WRITTEN TASK | Make an exact copy of the entries below with the pictures removed.

Data entries:
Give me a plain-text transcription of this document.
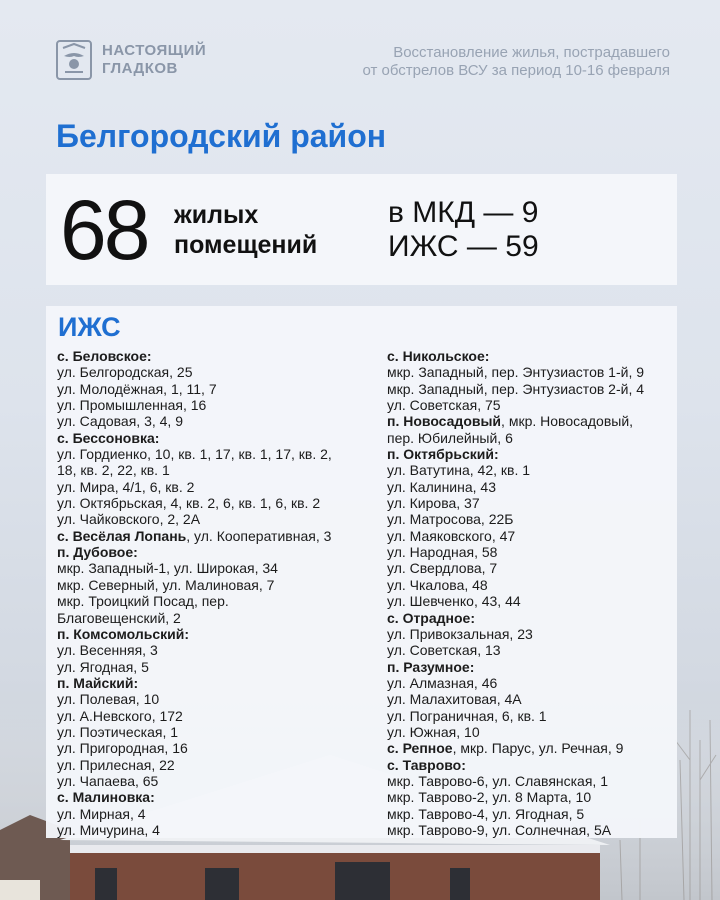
НАСТОЯЩИЙ
ГЛАДКОВ
Восстановление жилья, пострадавшего
от обстрелов ВСУ за период 10-16 февраля
Белгородский район
68 жилых
помещений
в МКД — 9
ИЖС — 59
ИЖС
с. Беловское:
ул. Белгородская, 25
ул. Молодёжная, 1, 11, 7
ул. Промышленная, 16
ул. Садовая, 3, 4, 9
с. Бессоновка:
ул. Гордиенко, 10, кв. 1, 17, кв. 1, 17, кв. 2,
18, кв. 2, 22, кв. 1
ул. Мира, 4/1, 6, кв. 2
ул. Октябрьская, 4, кв. 2, 6, кв. 1, 6, кв. 2
ул. Чайковского, 2, 2А
с. Весёлая Лопань, ул. Кооперативная, 3
п. Дубовое:
мкр. Западный-1, ул. Широкая, 34
мкр. Северный, ул. Малиновая, 7
мкр. Троицкий Посад, пер.
Благовещенский, 2
п. Комсомольский:
ул. Весенняя, 3
ул. Ягодная, 5
п. Майский:
ул. Полевая, 10
ул. А.Невского, 172
ул. Поэтическая, 1
ул. Пригородная, 16
ул. Прилесная, 22
ул. Чапаева, 65
с. Малиновка:
ул. Мирная, 4
ул. Мичурина, 4
с. Никольское:
мкр. Западный, пер. Энтузиастов 1-й, 9
мкр. Западный, пер. Энтузиастов 2-й, 4
ул. Советская, 75
п. Новосадовый, мкр. Новосадовый,
пер. Юбилейный, 6
п. Октябрьский:
ул. Ватутина, 42, кв. 1
ул. Калинина, 43
ул. Кирова, 37
ул. Матросова, 22Б
ул. Маяковского, 47
ул. Народная, 58
ул. Свердлова, 7
ул. Чкалова, 48
ул. Шевченко, 43, 44
с. Отрадное:
ул. Привокзальная, 23
ул. Советская, 13
п. Разумное:
ул. Алмазная, 46
ул. Малахитовая, 4А
ул. Пограничная, 6, кв. 1
ул. Южная, 10
с. Репное, мкр. Парус, ул. Речная, 9
с. Таврово:
мкр. Таврово-6, ул. Славянская, 1
мкр. Таврово-2, ул. 8 Марта, 10
мкр. Таврово-4, ул. Ягодная, 5
мкр. Таврово-9, ул. Солнечная, 5А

TASK OUTPUT |
Give me a plain-text transcription of this document.
НАСТОЯЩИЙ
ГЛАДКОВ
Восстановление жилья, пострадавшего
от обстрелов ВСУ за период 10-16 февраля
Белгородский район
68 жилых
помещений
в МКД — 9
ИЖС — 59
ИЖС
с. Беловское:
ул. Белгородская, 25
ул. Молодёжная, 1, 11, 7
ул. Промышленная, 16
ул. Садовая, 3, 4, 9
с. Бессоновка:
ул. Гордиенко, 10, кв. 1, 17, кв. 1, 17, кв. 2,
18, кв. 2, 22, кв. 1
ул. Мира, 4/1, 6, кв. 2
ул. Октябрьская, 4, кв. 2, 6, кв. 1, 6, кв. 2
ул. Чайковского, 2, 2А
с. Весёлая Лопань, ул. Кооперативная, 3
п. Дубовое:
мкр. Западный-1, ул. Широкая, 34
мкр. Северный, ул. Малиновая, 7
мкр. Троицкий Посад, пер.
Благовещенский, 2
п. Комсомольский:
ул. Весенняя, 3
ул. Ягодная, 5
п. Майский:
ул. Полевая, 10
ул. А.Невского, 172
ул. Поэтическая, 1
ул. Пригородная, 16
ул. Прилесная, 22
ул. Чапаева, 65
с. Малиновка:
ул. Мирная, 4
ул. Мичурина, 4
с. Никольское:
мкр. Западный, пер. Энтузиастов 1-й, 9
мкр. Западный, пер. Энтузиастов 2-й, 4
ул. Советская, 75
п. Новосадовый, мкр. Новосадовый,
пер. Юбилейный, 6
п. Октябрьский:
ул. Ватутина, 42, кв. 1
ул. Калинина, 43
ул. Кирова, 37
ул. Матросова, 22Б
ул. Маяковского, 47
ул. Народная, 58
ул. Свердлова, 7
ул. Чкалова, 48
ул. Шевченко, 43, 44
с. Отрадное:
ул. Привокзальная, 23
ул. Советская, 13
п. Разумное:
ул. Алмазная, 46
ул. Малахитовая, 4А
ул. Пограничная, 6, кв. 1
ул. Южная, 10
с. Репное, мкр. Парус, ул. Речная, 9
с. Таврово:
мкр. Таврово-6, ул. Славянская, 1
мкр. Таврово-2, ул. 8 Марта, 10
мкр. Таврово-4, ул. Ягодная, 5
мкр. Таврово-9, ул. Солнечная, 5А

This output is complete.